━━━ TASK DATA ━━━
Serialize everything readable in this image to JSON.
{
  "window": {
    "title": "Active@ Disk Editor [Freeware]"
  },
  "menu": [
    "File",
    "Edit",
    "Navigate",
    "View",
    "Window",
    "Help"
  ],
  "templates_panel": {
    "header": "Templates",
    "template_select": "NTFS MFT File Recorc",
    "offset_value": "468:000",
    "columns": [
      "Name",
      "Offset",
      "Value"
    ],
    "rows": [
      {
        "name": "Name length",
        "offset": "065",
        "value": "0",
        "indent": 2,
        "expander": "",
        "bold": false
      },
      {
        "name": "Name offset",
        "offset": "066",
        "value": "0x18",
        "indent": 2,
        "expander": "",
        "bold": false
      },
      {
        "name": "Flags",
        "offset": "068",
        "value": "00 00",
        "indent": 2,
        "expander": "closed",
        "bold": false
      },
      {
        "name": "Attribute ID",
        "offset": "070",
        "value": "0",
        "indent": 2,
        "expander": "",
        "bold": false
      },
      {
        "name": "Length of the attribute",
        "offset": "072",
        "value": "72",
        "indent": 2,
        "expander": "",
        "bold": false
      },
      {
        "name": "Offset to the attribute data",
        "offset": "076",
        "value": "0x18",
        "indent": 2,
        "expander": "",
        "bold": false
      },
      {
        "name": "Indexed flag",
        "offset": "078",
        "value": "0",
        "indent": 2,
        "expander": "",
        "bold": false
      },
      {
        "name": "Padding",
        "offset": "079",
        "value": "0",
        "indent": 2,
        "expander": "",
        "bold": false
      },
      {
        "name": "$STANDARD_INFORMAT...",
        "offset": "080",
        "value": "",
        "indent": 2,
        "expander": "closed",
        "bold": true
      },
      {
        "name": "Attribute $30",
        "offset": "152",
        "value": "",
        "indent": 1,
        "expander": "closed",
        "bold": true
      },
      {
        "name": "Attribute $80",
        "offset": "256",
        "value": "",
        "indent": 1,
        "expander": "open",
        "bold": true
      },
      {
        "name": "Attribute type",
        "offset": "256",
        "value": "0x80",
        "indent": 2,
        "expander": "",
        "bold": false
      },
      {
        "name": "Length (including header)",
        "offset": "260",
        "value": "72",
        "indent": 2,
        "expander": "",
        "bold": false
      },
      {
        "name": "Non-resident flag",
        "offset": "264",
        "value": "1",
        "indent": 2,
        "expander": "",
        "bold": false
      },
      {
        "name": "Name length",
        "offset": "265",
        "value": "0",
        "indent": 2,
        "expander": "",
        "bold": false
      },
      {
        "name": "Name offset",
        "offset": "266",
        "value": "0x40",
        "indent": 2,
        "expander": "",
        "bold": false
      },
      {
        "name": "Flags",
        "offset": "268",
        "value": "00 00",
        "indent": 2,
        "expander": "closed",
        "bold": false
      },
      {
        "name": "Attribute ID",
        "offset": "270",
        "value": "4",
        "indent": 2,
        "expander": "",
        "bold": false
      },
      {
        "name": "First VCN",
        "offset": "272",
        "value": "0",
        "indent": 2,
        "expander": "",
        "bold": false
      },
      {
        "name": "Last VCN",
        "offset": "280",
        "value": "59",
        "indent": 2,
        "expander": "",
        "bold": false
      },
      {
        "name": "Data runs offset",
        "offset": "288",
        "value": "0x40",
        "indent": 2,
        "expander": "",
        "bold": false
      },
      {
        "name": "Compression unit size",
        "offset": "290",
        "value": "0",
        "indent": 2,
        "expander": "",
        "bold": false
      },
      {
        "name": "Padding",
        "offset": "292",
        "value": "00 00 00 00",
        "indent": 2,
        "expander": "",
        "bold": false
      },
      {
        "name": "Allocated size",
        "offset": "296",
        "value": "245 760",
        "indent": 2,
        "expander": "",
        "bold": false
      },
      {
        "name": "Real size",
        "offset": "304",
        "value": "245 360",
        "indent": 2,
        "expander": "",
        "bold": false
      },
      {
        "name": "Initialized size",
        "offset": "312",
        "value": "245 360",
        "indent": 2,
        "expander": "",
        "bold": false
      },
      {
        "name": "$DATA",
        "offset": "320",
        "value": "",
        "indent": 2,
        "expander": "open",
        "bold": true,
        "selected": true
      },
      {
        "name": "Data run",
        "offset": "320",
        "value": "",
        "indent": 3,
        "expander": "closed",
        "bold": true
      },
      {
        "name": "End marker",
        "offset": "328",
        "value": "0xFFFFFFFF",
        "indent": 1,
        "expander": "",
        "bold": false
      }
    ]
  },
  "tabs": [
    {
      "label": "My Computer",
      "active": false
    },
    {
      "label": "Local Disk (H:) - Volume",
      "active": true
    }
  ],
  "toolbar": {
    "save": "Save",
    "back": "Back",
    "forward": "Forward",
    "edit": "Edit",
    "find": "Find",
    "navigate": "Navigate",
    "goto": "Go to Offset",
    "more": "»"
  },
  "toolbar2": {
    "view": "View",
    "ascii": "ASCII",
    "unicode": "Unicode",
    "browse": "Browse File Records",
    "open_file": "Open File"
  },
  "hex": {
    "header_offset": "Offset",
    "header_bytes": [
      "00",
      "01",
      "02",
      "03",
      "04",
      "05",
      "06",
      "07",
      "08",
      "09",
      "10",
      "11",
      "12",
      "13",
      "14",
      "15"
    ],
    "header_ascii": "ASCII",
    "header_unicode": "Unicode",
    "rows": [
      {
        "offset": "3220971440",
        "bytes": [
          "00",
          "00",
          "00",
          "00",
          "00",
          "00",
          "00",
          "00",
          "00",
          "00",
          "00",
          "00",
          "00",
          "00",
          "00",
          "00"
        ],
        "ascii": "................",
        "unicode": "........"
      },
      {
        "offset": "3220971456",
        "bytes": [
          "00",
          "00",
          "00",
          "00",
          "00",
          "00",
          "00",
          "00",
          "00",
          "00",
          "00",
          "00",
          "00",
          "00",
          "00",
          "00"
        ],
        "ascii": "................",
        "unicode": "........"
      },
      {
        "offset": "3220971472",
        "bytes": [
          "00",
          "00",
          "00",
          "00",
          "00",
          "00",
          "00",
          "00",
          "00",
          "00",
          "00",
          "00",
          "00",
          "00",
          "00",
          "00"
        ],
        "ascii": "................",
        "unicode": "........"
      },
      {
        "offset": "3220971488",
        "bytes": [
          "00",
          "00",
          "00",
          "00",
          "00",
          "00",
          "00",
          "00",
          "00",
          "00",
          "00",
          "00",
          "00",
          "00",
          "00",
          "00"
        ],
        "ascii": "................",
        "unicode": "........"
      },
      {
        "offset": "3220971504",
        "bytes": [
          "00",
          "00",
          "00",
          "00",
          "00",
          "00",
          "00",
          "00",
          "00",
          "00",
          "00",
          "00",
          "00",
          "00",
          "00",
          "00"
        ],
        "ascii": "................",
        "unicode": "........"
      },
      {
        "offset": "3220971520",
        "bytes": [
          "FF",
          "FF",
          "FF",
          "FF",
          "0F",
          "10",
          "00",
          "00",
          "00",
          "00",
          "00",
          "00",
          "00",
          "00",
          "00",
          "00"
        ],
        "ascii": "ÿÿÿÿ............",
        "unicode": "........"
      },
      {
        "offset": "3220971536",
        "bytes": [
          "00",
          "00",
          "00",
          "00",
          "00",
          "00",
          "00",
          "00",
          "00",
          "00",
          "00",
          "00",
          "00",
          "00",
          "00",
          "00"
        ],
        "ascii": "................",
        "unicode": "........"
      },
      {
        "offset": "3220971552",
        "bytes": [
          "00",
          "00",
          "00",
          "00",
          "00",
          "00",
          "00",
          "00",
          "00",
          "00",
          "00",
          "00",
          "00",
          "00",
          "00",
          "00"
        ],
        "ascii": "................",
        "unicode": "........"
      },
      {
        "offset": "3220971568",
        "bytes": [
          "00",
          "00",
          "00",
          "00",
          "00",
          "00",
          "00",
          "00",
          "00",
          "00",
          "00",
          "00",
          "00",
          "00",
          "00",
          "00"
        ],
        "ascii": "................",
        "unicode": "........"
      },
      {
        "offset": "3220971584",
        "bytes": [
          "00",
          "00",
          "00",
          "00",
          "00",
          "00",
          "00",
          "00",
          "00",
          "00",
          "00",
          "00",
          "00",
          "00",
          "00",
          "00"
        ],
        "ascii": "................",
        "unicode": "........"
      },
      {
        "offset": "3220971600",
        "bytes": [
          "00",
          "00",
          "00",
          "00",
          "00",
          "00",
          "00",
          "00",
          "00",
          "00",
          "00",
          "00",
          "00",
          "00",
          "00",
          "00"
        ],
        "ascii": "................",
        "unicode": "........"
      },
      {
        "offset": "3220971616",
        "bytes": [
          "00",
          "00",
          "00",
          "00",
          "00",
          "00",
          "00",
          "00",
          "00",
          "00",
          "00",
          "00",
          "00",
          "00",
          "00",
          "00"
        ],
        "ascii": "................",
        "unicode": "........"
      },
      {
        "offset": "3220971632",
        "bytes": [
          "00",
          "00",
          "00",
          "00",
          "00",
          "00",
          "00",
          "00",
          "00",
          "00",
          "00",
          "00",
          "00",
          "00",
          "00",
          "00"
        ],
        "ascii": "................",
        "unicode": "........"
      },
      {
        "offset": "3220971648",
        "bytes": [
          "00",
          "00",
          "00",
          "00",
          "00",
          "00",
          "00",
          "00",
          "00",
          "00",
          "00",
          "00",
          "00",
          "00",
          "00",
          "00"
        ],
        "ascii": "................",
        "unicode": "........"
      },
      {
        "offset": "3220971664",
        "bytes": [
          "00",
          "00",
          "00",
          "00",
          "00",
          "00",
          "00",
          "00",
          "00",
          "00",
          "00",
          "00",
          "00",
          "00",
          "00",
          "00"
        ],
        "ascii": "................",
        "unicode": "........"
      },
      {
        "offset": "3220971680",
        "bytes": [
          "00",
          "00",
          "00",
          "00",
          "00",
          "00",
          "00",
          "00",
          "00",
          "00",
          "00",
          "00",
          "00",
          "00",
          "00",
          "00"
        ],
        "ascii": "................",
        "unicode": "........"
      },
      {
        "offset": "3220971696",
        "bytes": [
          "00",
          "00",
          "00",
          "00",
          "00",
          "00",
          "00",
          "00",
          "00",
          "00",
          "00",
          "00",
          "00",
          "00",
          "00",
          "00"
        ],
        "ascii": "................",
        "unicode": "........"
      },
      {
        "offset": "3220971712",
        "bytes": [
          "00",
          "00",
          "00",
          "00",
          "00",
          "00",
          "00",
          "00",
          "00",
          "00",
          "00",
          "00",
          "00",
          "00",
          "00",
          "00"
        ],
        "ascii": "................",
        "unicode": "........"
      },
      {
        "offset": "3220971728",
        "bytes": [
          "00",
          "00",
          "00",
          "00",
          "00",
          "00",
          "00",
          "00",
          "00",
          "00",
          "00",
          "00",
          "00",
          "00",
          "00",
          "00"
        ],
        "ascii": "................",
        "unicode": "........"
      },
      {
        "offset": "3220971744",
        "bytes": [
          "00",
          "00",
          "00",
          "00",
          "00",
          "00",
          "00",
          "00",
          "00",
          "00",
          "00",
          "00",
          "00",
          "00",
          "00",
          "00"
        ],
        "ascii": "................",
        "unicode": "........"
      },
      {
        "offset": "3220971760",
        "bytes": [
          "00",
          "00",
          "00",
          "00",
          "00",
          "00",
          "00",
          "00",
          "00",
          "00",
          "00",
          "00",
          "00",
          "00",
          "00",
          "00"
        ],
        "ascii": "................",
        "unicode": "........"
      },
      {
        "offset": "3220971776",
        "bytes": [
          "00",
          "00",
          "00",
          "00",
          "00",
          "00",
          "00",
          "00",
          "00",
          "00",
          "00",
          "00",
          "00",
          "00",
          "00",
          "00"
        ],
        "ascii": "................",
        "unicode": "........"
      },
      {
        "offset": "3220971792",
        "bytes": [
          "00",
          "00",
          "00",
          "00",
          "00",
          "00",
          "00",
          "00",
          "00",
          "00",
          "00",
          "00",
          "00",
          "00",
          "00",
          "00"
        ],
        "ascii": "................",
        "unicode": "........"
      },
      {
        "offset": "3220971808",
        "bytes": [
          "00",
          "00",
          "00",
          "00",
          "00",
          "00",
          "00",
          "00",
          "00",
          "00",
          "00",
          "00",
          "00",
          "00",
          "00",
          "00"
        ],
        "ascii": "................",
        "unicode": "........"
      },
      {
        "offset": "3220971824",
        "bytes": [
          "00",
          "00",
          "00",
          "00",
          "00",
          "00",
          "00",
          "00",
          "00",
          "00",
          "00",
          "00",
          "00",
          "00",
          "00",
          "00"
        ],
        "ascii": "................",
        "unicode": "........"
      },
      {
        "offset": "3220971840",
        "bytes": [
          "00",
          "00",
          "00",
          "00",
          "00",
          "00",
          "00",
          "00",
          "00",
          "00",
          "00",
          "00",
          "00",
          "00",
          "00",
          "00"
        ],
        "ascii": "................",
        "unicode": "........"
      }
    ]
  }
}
━━━
* **GIVEN REQUEST**:
List each line holding the string "Disk".

* **FINISHED ANSWER**:
    "title": "Active@ Disk Editor [Freeware]"
      "label": "Local Disk (H:) - Volume",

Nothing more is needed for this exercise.